Request:
Please go through all the entries below, swap each "data-point" for "marker", and change nothing else. Leave the pictures out of your answer.

— START Supplied material —

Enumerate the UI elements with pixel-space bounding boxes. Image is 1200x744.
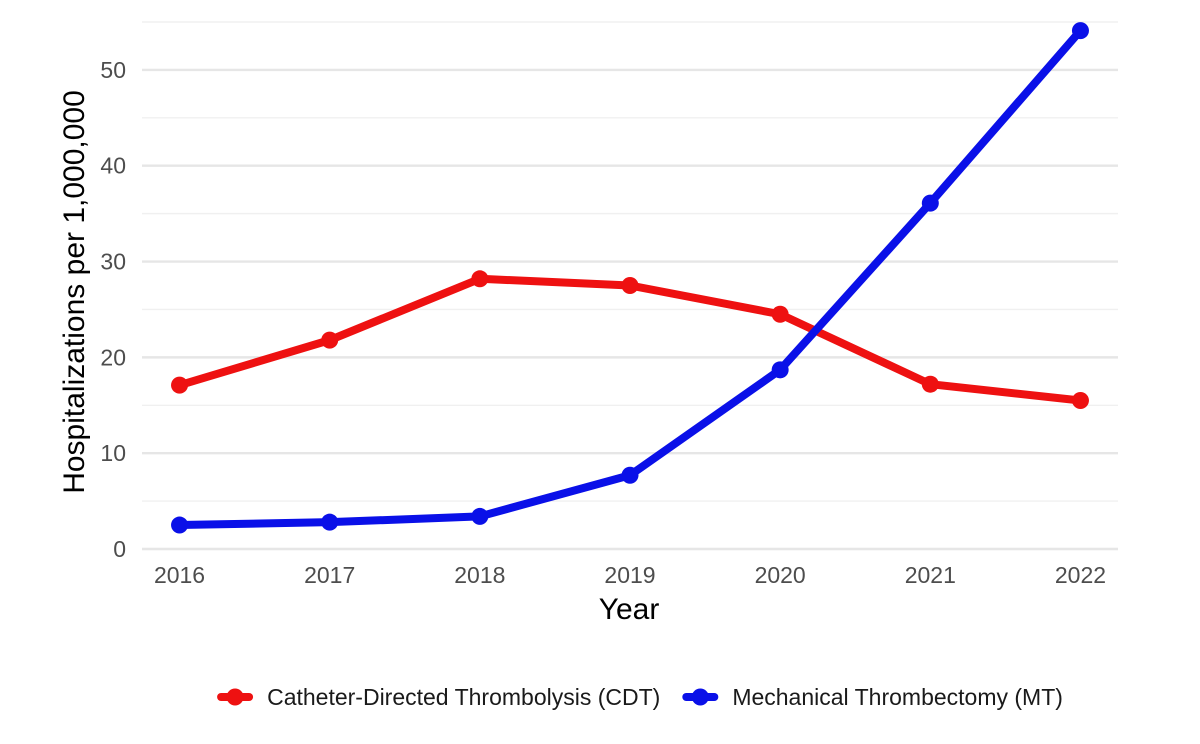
- series-1: [171, 270, 1089, 409]
- y-axis-title: Hospitalizations per 1,000,000: [58, 90, 91, 494]
- x-tick-label: 2018: [454, 562, 505, 588]
- legend-key: [217, 688, 254, 706]
- data-point: [621, 277, 639, 294]
- legend-item-1: Catheter-Directed Thrombolysis (CDT): [217, 684, 660, 710]
- x-axis-ticks: 2016 2017 2018 2019 2020 2021 2022: [154, 562, 1106, 588]
- data-point: [1071, 22, 1089, 40]
- data-point: [921, 194, 939, 212]
- y-tick-label: 20: [100, 344, 126, 370]
- legend-item-2: Mechanical Thrombectomy (MT): [682, 684, 1063, 710]
- data-point: [321, 513, 339, 531]
- x-tick-label: 2016: [154, 562, 205, 588]
- data-point: [171, 516, 189, 534]
- data-point: [771, 305, 789, 323]
- series-lines: [171, 22, 1089, 534]
- data-point: [621, 466, 639, 484]
- data-point: [171, 376, 189, 394]
- x-axis-title: Year: [599, 593, 660, 626]
- legend: Catheter-Directed Thrombolysis (CDT) Mech…: [217, 684, 1063, 710]
- x-tick-label: 2020: [755, 562, 806, 588]
- x-tick-label: 2019: [604, 562, 655, 588]
- legend-label: Mechanical Thrombectomy (MT): [732, 684, 1063, 710]
- x-tick-label: 2017: [304, 562, 355, 588]
- series-2: [171, 22, 1089, 534]
- legend-key: [682, 688, 719, 706]
- y-axis-ticks: 0 10 20 30 40 50: [100, 57, 126, 562]
- data-point: [921, 375, 939, 393]
- legend-label: Catheter-Directed Thrombolysis (CDT): [267, 684, 660, 710]
- y-tick-label: 40: [100, 153, 126, 179]
- data-point: [471, 507, 489, 525]
- data-point: [471, 270, 489, 288]
- y-tick-label: 30: [100, 249, 126, 275]
- series-line: [175, 274, 1085, 405]
- gridlines: [142, 21, 1118, 551]
- x-tick-label: 2021: [905, 562, 956, 588]
- data-point: [321, 331, 339, 349]
- y-tick-label: 50: [100, 57, 126, 83]
- data-point: [771, 361, 789, 379]
- data-point: [1071, 391, 1089, 409]
- y-tick-label: 10: [100, 440, 126, 466]
- x-tick-label: 2022: [1055, 562, 1106, 588]
- y-tick-label: 0: [113, 536, 126, 562]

— END Supplied material —

The completed task:
Enumerate the UI elements with pixel-space bounding boxes. Image is 1200x744.
- series-1: [171, 270, 1089, 409]
- y-axis-title: Hospitalizations per 1,000,000: [58, 90, 91, 494]
- x-tick-label: 2018: [454, 562, 505, 588]
- legend-key: [217, 688, 254, 706]
- marker: [621, 277, 639, 294]
- legend-item-1: Catheter-Directed Thrombolysis (CDT): [217, 684, 660, 710]
- x-axis-ticks: 2016 2017 2018 2019 2020 2021 2022: [154, 562, 1106, 588]
- marker: [1071, 22, 1089, 40]
- marker: [921, 194, 939, 212]
- y-tick-label: 20: [100, 344, 126, 370]
- legend-item-2: Mechanical Thrombectomy (MT): [682, 684, 1063, 710]
- marker: [321, 513, 339, 531]
- x-tick-label: 2016: [154, 562, 205, 588]
- marker: [171, 516, 189, 534]
- marker: [771, 305, 789, 323]
- series-lines: [171, 22, 1089, 534]
- marker: [621, 466, 639, 484]
- marker: [171, 376, 189, 394]
- x-axis-title: Year: [599, 593, 660, 626]
- legend: Catheter-Directed Thrombolysis (CDT) Mech…: [217, 684, 1063, 710]
- x-tick-label: 2020: [755, 562, 806, 588]
- x-tick-label: 2019: [604, 562, 655, 588]
- legend-label: Mechanical Thrombectomy (MT): [732, 684, 1063, 710]
- x-tick-label: 2017: [304, 562, 355, 588]
- series-2: [171, 22, 1089, 534]
- legend-key: [682, 688, 719, 706]
- y-axis-ticks: 0 10 20 30 40 50: [100, 57, 126, 562]
- marker: [921, 375, 939, 393]
- legend-label: Catheter-Directed Thrombolysis (CDT): [267, 684, 660, 710]
- y-tick-label: 40: [100, 153, 126, 179]
- marker: [471, 507, 489, 525]
- marker: [471, 270, 489, 288]
- y-tick-label: 30: [100, 249, 126, 275]
- series-line: [175, 274, 1085, 405]
- gridlines: [142, 21, 1118, 551]
- x-tick-label: 2021: [905, 562, 956, 588]
- marker: [321, 331, 339, 349]
- y-tick-label: 50: [100, 57, 126, 83]
- marker: [771, 361, 789, 379]
- marker: [1071, 391, 1089, 409]
- y-tick-label: 10: [100, 440, 126, 466]
- x-tick-label: 2022: [1055, 562, 1106, 588]
- y-tick-label: 0: [113, 536, 126, 562]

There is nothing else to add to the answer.